SHORT PROBLEM:
Can you recast all the rows below as a numbered list, skipping any blank lines and leaving out the pictures?

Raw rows

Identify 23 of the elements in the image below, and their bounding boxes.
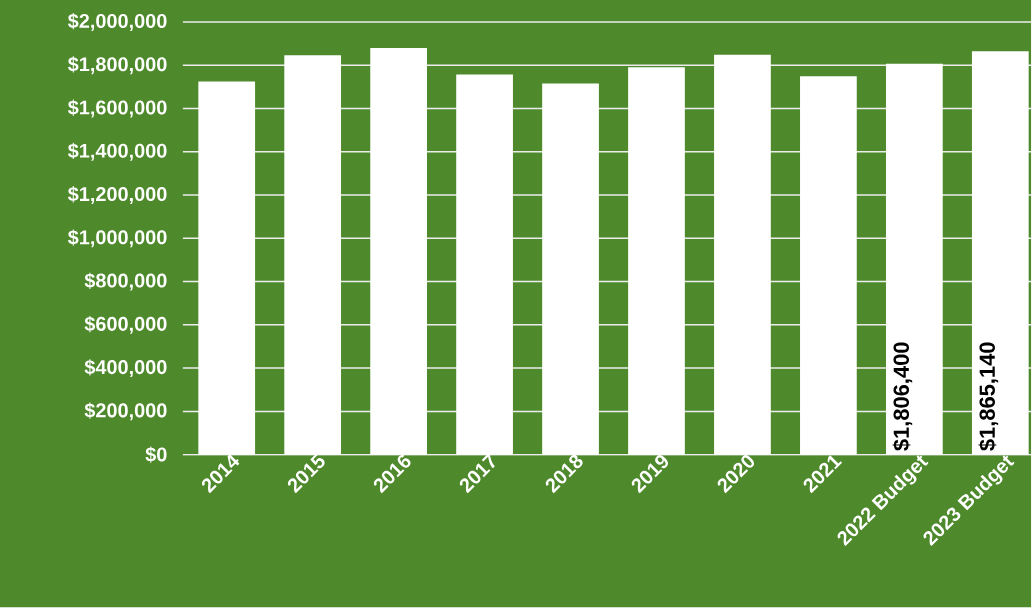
y-tick-label: $1,400,000: [67, 143, 167, 161]
bar: [456, 74, 513, 455]
y-tick-label: $600,000: [84, 316, 167, 334]
bar: [628, 67, 685, 455]
y-tick-label: $400,000: [84, 359, 167, 378]
bar: [198, 81, 256, 455]
bar: [714, 55, 771, 455]
data-label: $1,806,400: [892, 342, 913, 452]
data-label: $1,865,140: [978, 342, 999, 452]
y-tick-label: $1,000,000: [67, 229, 167, 248]
y-tick-label: $1,600,000: [67, 99, 167, 118]
bar: [284, 55, 342, 455]
bar: [885, 64, 943, 455]
bar: [971, 51, 1029, 455]
y-tick-label: $2,000,000: [67, 13, 167, 32]
bar: [370, 48, 427, 455]
bar: [542, 83, 599, 455]
y-tick-label: $800,000: [84, 272, 167, 291]
y-tick-label: $0: [145, 446, 167, 464]
y-tick-label: $1,200,000: [67, 186, 167, 205]
bar: [800, 76, 857, 455]
y-tick-label: $200,000: [84, 402, 167, 421]
y-tick-label: $1,800,000: [67, 56, 167, 75]
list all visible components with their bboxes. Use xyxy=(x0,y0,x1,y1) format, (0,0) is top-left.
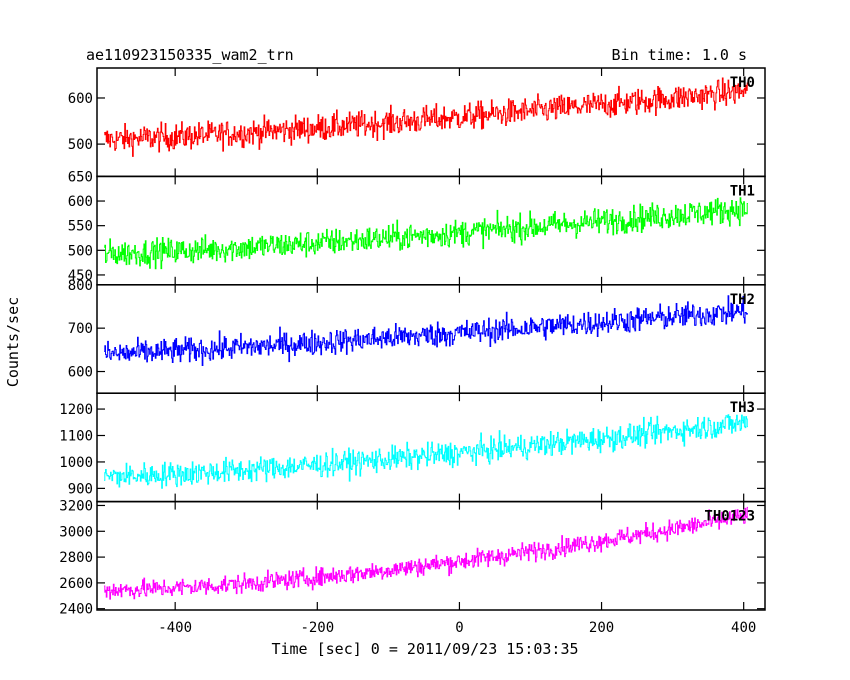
x-axis-label: Time [sec] 0 = 2011/09/23 15:03:35 xyxy=(271,640,578,658)
series-th1 xyxy=(104,197,748,270)
panel-th1: 450 500 550 600 650 TH1 xyxy=(68,169,766,286)
y-tick-label: 500 xyxy=(68,243,93,259)
y-tick-label: 2400 xyxy=(59,602,93,618)
y-tick-label: 3000 xyxy=(59,524,93,540)
y-tick-label: 700 xyxy=(68,321,93,337)
series-th0 xyxy=(104,77,748,157)
series-th3 xyxy=(104,414,748,489)
y-axis-label: Counts/sec xyxy=(4,297,22,387)
y-tick-label: 2600 xyxy=(59,576,93,592)
y-tick-label: 550 xyxy=(68,219,93,235)
y-tick-label: 800 xyxy=(68,278,93,294)
x-tick-label: 200 xyxy=(589,620,614,636)
panel-label-th1: TH1 xyxy=(730,183,755,199)
x-tick-label: -200 xyxy=(300,620,334,636)
panel-label-th0123: TH0123 xyxy=(704,509,755,525)
y-tick-label: 900 xyxy=(68,481,93,497)
panel-th0: 500 600 TH0 xyxy=(68,67,766,178)
y-tick-label: 1000 xyxy=(59,455,93,471)
panel-th2: 600 700 800 TH2 xyxy=(68,278,766,394)
x-tick-label: 0 xyxy=(455,620,463,636)
y-tick-label: 500 xyxy=(68,137,93,153)
y-tick-label: 600 xyxy=(68,91,93,107)
panel-label-th0: TH0 xyxy=(730,75,755,91)
panel-frame xyxy=(96,67,766,178)
y-tick-label: 600 xyxy=(68,194,93,210)
panel-frame xyxy=(96,175,766,286)
y-tick-label: 650 xyxy=(68,169,93,185)
panels: 500 600 TH0 450 500 550 600 650 TH1 600 700 800 TH2 9… xyxy=(59,67,766,618)
y-tick-label: 1200 xyxy=(59,402,93,418)
y-tick-label: 3200 xyxy=(59,498,93,514)
y-tick-label: 450 xyxy=(68,268,93,284)
panel-frame xyxy=(96,500,766,611)
panel-label-th2: TH2 xyxy=(730,292,755,308)
chart-title-left: ae110923150335_wam2_trn xyxy=(86,46,294,64)
x-tick-labels: -400 -200 0 200 400 xyxy=(158,620,756,636)
series-th2 xyxy=(104,295,748,367)
panel-th3: 900 1000 1100 1200 TH3 xyxy=(59,392,766,503)
series-th0123 xyxy=(104,506,748,600)
x-tick-label: 400 xyxy=(731,620,756,636)
y-tick-label: 600 xyxy=(68,365,93,381)
x-tick-label: -400 xyxy=(158,620,192,636)
y-tick-label: 2800 xyxy=(59,550,93,566)
chart-title-right: Bin time: 1.0 s xyxy=(612,46,747,64)
panel-label-th3: TH3 xyxy=(730,400,755,416)
panel-th0123: 2400 2600 2800 3000 3200 TH0123 xyxy=(59,498,766,618)
y-tick-label: 1100 xyxy=(59,429,93,445)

ANSWER TO THE TASK:
1. Identify 23 of the elements in the image below, and their bounding boxes.
2. y-tick-label: $1,400,000: [67, 143, 167, 161]
3. bar: [456, 74, 513, 455]
4. y-tick-label: $600,000: [84, 316, 167, 334]
5. bar: [628, 67, 685, 455]
6. y-tick-label: $400,000: [84, 359, 167, 378]
7. bar: [198, 81, 256, 455]
8. bar: [714, 55, 771, 455]
9. data-label: $1,806,400: [892, 342, 913, 452]
10. data-label: $1,865,140: [978, 342, 999, 452]
11. y-tick-label: $1,000,000: [67, 229, 167, 248]
12. y-tick-label: $1,600,000: [67, 99, 167, 118]
13. bar: [284, 55, 342, 455]
14. bar: [885, 64, 943, 455]
15. bar: [971, 51, 1029, 455]
16. y-tick-label: $2,000,000: [67, 13, 167, 32]
17. bar: [370, 48, 427, 455]
18. bar: [542, 83, 599, 455]
19. y-tick-label: $800,000: [84, 272, 167, 291]
20. y-tick-label: $0: [145, 446, 167, 464]
21. y-tick-label: $1,200,000: [67, 186, 167, 205]
22. bar: [800, 76, 857, 455]
23. y-tick-label: $200,000: [84, 402, 167, 421]
24. y-tick-label: $1,800,000: [67, 56, 167, 75]
25. list all visible components with their bboxes. Use xyxy=(x0,y0,x1,y1) format, (0,0) is top-left.
26. x-axis-label: Time [sec] 0 = 2011/09/23 15:03:35 xyxy=(271,640,578,658)
27. series-th1 xyxy=(104,197,748,270)
28. panel-th1: 450 500 550 600 650 TH1 xyxy=(68,169,766,286)
29. y-tick-label: 500 xyxy=(68,243,93,259)
30. y-tick-label: 2400 xyxy=(59,602,93,618)
31. y-tick-label: 3000 xyxy=(59,524,93,540)
32. y-tick-label: 700 xyxy=(68,321,93,337)
33. series-th0 xyxy=(104,77,748,157)
34. series-th3 xyxy=(104,414,748,489)
35. y-axis-label: Counts/sec xyxy=(4,297,22,387)
36. y-tick-label: 2600 xyxy=(59,576,93,592)
37. y-tick-label: 550 xyxy=(68,219,93,235)
38. y-tick-label: 800 xyxy=(68,278,93,294)
39. x-tick-label: 200 xyxy=(589,620,614,636)
40. panel-label-th1: TH1 xyxy=(730,183,755,199)
41. x-tick-label: -200 xyxy=(300,620,334,636)
42. panel-label-th0123: TH0123 xyxy=(704,509,755,525)
43. y-tick-label: 900 xyxy=(68,481,93,497)
44. panel-th0: 500 600 TH0 xyxy=(68,67,766,178)
45. y-tick-label: 1000 xyxy=(59,455,93,471)
46. panel-th2: 600 700 800 TH2 xyxy=(68,278,766,394)
47. x-tick-label: 0 xyxy=(455,620,463,636)
48. y-tick-label: 500 xyxy=(68,137,93,153)
49. y-tick-label: 600 xyxy=(68,91,93,107)
50. panel-label-th0: TH0 xyxy=(730,75,755,91)
51. panel-frame xyxy=(96,67,766,178)
52. y-tick-label: 600 xyxy=(68,194,93,210)
53. panel-frame xyxy=(96,175,766,286)
54. y-tick-label: 650 xyxy=(68,169,93,185)
55. panels: 500 600 TH0 450 500 550 600 650 TH1 600 700 800 TH2 9… xyxy=(59,67,766,618)
56. y-tick-label: 1200 xyxy=(59,402,93,418)
57. y-tick-label: 3200 xyxy=(59,498,93,514)
58. y-tick-label: 450 xyxy=(68,268,93,284)
59. panel-frame xyxy=(96,500,766,611)
60. panel-label-th2: TH2 xyxy=(730,292,755,308)
61. chart-title-left: ae110923150335_wam2_trn xyxy=(86,46,294,64)
62. x-tick-labels: -400 -200 0 200 400 xyxy=(158,620,756,636)
63. series-th2 xyxy=(104,295,748,367)
64. panel-th3: 900 1000 1100 1200 TH3 xyxy=(59,392,766,503)
65. series-th0123 xyxy=(104,506,748,600)
66. x-tick-label: 400 xyxy=(731,620,756,636)
67. y-tick-label: 600 xyxy=(68,365,93,381)
68. x-tick-label: -400 xyxy=(158,620,192,636)
69. y-tick-label: 2800 xyxy=(59,550,93,566)
70. chart-title-right: Bin time: 1.0 s xyxy=(612,46,747,64)
71. panel-label-th3: TH3 xyxy=(730,400,755,416)
72. panel-th0123: 2400 2600 2800 3000 3200 TH0123 xyxy=(59,498,766,618)
73. y-tick-label: 1100 xyxy=(59,429,93,445)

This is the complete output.